* What is expected: Your task is to copy each line that has the word "internato".

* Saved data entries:
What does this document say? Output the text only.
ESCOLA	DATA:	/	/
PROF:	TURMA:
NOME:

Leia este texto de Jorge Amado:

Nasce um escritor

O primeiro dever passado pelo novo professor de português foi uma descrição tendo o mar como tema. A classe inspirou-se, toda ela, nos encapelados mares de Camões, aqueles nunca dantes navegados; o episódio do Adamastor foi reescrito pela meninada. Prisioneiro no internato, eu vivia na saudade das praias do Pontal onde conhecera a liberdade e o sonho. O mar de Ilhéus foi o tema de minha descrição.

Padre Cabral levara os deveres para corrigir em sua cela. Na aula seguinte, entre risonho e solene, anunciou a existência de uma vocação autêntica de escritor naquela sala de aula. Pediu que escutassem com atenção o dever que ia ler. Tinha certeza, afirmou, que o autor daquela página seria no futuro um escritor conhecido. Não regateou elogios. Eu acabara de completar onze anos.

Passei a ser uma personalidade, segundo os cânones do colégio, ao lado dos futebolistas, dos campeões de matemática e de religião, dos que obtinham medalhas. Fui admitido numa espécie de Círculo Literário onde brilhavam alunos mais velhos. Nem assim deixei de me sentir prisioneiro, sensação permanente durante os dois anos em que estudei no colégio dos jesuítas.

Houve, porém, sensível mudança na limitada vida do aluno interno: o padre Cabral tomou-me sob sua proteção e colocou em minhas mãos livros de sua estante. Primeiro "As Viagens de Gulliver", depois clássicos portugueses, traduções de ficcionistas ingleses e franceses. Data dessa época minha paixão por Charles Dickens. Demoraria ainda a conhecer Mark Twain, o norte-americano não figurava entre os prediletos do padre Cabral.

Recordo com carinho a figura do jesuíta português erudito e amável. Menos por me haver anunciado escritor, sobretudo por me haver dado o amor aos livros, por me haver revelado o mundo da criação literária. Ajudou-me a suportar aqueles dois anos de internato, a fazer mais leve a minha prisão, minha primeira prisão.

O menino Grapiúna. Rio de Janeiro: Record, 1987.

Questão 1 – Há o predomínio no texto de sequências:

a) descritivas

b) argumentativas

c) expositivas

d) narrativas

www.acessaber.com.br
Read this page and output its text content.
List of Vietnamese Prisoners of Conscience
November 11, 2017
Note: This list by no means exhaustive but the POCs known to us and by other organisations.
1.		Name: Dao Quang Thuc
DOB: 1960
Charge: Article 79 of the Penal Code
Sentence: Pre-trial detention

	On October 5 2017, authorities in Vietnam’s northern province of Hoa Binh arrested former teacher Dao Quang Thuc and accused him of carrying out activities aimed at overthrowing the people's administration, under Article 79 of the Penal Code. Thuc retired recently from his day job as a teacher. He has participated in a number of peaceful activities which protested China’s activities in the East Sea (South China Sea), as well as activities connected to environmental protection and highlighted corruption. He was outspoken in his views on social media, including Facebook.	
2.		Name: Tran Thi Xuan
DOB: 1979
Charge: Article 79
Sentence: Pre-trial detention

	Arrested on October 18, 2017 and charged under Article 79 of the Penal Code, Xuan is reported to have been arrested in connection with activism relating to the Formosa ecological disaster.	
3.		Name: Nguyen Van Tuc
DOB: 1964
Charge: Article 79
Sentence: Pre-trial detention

* Full response:
O primeiro dever passado pelo novo professor de português foi uma descrição tendo o mar como tema. A classe inspirou-se, toda ela, nos encapelados mares de Camões, aqueles nunca dantes navegados; o episódio do Adamastor foi reescrito pela meninada. Prisioneiro no internato, eu vivia na saudade das praias do Pontal onde conhecera a liberdade e o sonho. O mar de Ilhéus foi o tema de minha descrição.
Recordo com carinho a figura do jesuíta português erudito e amável. Menos por me haver anunciado escritor, sobretudo por me haver dado o amor aos livros, por me haver revelado o mundo da criação literária. Ajudou-me a suportar aqueles dois anos de internato, a fazer mais leve a minha prisão, minha primeira prisão.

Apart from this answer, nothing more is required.